WHAT THE TASK ASKS
Locate the lines where "been" occurs and copy them as they stand.

DATA SUPPLIED
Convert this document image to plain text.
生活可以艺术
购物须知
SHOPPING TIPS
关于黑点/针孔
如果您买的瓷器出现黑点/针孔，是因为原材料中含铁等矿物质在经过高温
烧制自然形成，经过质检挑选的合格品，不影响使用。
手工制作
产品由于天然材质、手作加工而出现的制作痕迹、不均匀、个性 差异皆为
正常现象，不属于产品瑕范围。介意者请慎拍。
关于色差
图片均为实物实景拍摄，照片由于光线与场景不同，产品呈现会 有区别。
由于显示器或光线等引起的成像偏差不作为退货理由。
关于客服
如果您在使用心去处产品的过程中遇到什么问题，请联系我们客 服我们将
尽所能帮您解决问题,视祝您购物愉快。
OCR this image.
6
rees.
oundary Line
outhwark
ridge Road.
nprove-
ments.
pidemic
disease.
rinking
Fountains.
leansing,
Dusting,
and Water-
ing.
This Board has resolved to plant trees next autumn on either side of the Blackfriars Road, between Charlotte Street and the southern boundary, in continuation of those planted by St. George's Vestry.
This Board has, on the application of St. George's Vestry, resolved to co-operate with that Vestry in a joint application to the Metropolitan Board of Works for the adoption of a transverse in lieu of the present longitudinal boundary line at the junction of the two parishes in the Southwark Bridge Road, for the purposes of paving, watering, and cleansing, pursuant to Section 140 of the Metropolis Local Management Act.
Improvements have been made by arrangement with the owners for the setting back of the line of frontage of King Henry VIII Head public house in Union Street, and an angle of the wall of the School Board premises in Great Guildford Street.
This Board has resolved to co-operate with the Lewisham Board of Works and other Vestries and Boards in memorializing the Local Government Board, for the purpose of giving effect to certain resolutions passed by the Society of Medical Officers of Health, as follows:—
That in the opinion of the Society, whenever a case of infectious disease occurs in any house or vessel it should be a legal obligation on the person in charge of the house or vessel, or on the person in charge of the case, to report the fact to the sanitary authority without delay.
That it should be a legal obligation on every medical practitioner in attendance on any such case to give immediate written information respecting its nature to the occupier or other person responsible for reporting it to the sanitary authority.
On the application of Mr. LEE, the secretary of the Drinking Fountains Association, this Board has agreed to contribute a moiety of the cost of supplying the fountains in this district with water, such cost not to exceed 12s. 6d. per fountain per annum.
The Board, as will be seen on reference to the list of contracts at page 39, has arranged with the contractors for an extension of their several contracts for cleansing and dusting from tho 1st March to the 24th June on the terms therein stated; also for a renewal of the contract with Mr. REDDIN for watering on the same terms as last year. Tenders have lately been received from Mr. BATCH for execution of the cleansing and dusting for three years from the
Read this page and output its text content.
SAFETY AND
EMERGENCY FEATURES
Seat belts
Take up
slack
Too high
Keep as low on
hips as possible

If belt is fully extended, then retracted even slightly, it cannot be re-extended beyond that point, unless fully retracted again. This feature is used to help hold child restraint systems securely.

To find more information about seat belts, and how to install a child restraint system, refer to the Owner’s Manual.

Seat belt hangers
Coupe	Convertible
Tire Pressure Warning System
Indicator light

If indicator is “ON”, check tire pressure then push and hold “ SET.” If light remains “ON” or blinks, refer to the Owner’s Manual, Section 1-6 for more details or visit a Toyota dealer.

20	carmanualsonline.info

WRITTEN RESPONSE
Improvements have been made by arrangement with the owners for the setting back of the line of frontage of King Henry VIII Head public house in Union Street, and an angle of the wall of the School Board premises in Great Guildford Street.
The Board, as will be seen on reference to the list of contracts at page 39, has arranged with the contractors for an extension of their several contracts for cleansing and dusting from tho 1st March to the 24th June on the terms therein stated; also for a renewal of the contract with Mr. REDDIN for watering on the same terms as last year. Tenders have lately been received from Mr. BATCH for execution of the cleansing and dusting for three years from the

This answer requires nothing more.